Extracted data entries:
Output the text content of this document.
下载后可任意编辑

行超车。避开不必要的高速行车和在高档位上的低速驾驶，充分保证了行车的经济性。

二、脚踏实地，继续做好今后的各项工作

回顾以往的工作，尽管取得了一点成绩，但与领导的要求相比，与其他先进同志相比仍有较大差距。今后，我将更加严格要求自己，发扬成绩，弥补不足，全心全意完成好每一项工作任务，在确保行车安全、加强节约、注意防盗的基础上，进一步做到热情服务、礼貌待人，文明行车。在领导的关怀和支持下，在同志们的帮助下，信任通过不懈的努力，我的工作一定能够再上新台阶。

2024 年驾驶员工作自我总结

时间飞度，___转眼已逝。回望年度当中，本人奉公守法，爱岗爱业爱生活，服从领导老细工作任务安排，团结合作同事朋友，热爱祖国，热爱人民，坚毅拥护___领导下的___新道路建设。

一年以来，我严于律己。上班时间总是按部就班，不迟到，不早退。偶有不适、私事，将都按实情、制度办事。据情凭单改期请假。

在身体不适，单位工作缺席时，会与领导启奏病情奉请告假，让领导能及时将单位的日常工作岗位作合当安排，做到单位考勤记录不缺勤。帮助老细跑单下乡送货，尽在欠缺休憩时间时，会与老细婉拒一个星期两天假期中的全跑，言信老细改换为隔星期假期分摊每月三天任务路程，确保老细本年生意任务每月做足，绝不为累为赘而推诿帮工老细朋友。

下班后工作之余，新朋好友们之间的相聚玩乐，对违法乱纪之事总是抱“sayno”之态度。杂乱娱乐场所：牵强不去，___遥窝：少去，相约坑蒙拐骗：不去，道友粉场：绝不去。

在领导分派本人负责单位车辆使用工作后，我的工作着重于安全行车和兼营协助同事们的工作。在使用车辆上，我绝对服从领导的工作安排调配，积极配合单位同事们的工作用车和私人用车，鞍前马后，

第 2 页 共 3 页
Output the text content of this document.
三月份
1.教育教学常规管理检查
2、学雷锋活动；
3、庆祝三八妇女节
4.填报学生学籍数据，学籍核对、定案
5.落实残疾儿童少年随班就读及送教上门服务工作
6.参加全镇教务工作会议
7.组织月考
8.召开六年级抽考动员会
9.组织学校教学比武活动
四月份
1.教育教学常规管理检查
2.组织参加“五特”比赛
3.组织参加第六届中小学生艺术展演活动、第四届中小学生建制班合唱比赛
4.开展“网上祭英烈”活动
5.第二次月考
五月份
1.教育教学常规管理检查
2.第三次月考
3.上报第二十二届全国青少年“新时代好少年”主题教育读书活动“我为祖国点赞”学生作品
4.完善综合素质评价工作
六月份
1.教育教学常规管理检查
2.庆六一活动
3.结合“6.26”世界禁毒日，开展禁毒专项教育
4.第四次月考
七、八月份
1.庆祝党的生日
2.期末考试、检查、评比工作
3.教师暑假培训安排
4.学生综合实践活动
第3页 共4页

Problem description => Reproduce each record shown above without altering a single word.

The output =>
Output the text content of this document.
下载后可任意编辑

行超车。避开不必要的高速行车和在高档位上的低速驾驶，充分保证了行车的经济性。

二、脚踏实地，继续做好今后的各项工作

回顾以往的工作，尽管取得了一点成绩，但与领导的要求相比，与其他先进同志相比仍有较大差距。今后，我将更加严格要求自己，发扬成绩，弥补不足，全心全意完成好每一项工作任务，在确保行车安全、加强节约、注意防盗的基础上，进一步做到热情服务、礼貌待人，文明行车。在领导的关怀和支持下，在同志们的帮助下，信任通过不懈的努力，我的工作一定能够再上新台阶。

2024 年驾驶员工作自我总结

时间飞度，___转眼已逝。回望年度当中，本人奉公守法，爱岗爱业爱生活，服从领导老细工作任务安排，团结合作同事朋友，热爱祖国，热爱人民，坚毅拥护___领导下的___新道路建设。

一年以来，我严于律己。上班时间总是按部就班，不迟到，不早退。偶有不适、私事，将都按实情、制度办事。据情凭单改期请假。

在身体不适，单位工作缺席时，会与领导启奏病情奉请告假，让领导能及时将单位的日常工作岗位作合当安排，做到单位考勤记录不缺勤。帮助老细跑单下乡送货，尽在欠缺休憩时间时，会与老细婉拒一个星期两天假期中的全跑，言信老细改换为隔星期假期分摊每月三天任务路程，确保老细本年生意任务每月做足，绝不为累为赘而推诿帮工老细朋友。

下班后工作之余，新朋好友们之间的相聚玩乐，对违法乱纪之事总是抱“sayno”之态度。杂乱娱乐场所：牵强不去，___遥窝：少去，相约坑蒙拐骗：不去，道友粉场：绝不去。

在领导分派本人负责单位车辆使用工作后，我的工作着重于安全行车和兼营协助同事们的工作。在使用车辆上，我绝对服从领导的工作安排调配，积极配合单位同事们的工作用车和私人用车，鞍前马后，

第 2 页 共 3 页
Output the text content of this document.
三月份
1.教育教学常规管理检查
2、学雷锋活动；
3、庆祝三八妇女节
4.填报学生学籍数据，学籍核对、定案
5.落实残疾儿童少年随班就读及送教上门服务工作
6.参加全镇教务工作会议
7.组织月考
8.召开六年级抽考动员会
9.组织学校教学比武活动
四月份
1.教育教学常规管理检查
2.组织参加“五特”比赛
3.组织参加第六届中小学生艺术展演活动、第四届中小学生建制班合唱比赛
4.开展“网上祭英烈”活动
5.第二次月考
五月份
1.教育教学常规管理检查
2.第三次月考
3.上报第二十二届全国青少年“新时代好少年”主题教育读书活动“我为祖国点赞”学生作品
4.完善综合素质评价工作
六月份
1.教育教学常规管理检查
2.庆六一活动
3.结合“6.26”世界禁毒日，开展禁毒专项教育
4.第四次月考
七、八月份
1.庆祝党的生日
2.期末考试、检查、评比工作
3.教师暑假培训安排
4.学生综合实践活动
第3页 共4页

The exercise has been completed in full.